## Begin

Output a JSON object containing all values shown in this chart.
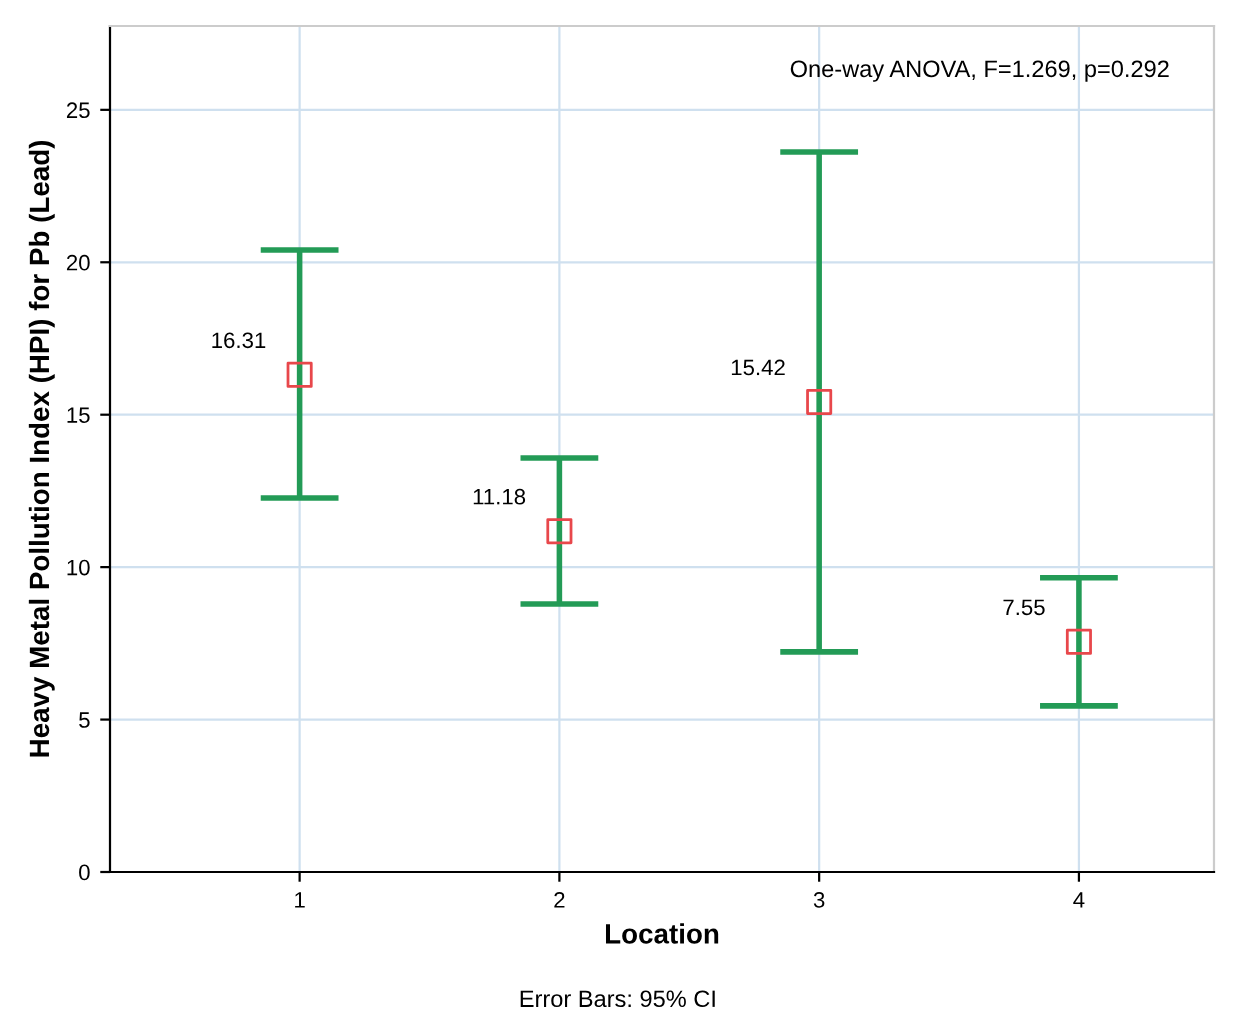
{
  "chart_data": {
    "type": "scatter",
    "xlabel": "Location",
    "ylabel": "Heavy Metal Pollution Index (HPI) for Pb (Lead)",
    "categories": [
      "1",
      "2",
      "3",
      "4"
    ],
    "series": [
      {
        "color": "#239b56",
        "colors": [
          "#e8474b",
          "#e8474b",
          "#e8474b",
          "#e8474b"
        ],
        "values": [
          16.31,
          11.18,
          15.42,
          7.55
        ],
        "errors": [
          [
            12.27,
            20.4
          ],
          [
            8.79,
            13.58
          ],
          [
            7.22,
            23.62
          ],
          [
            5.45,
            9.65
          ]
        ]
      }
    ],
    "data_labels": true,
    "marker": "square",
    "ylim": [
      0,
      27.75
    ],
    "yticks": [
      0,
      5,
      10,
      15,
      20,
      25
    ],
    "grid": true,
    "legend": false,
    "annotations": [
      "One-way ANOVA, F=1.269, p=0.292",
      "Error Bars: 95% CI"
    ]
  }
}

## End

> [Your objective]: Retype all entries exactly as they appear, dropping the images.

> [Output of the task]:
Output a JSON object containing all values shown in this chart.
{
  "chart_data": {
    "type": "scatter",
    "xlabel": "Location",
    "ylabel": "Heavy Metal Pollution Index (HPI) for Pb (Lead)",
    "categories": [
      "1",
      "2",
      "3",
      "4"
    ],
    "series": [
      {
        "color": "#239b56",
        "colors": [
          "#e8474b",
          "#e8474b",
          "#e8474b",
          "#e8474b"
        ],
        "values": [
          16.31,
          11.18,
          15.42,
          7.55
        ],
        "errors": [
          [
            12.27,
            20.4
          ],
          [
            8.79,
            13.58
          ],
          [
            7.22,
            23.62
          ],
          [
            5.45,
            9.65
          ]
        ]
      }
    ],
    "data_labels": true,
    "marker": "square",
    "ylim": [
      0,
      27.75
    ],
    "yticks": [
      0,
      5,
      10,
      15,
      20,
      25
    ],
    "grid": true,
    "legend": false,
    "annotations": [
      "One-way ANOVA, F=1.269, p=0.292",
      "Error Bars: 95% CI"
    ]
  }
}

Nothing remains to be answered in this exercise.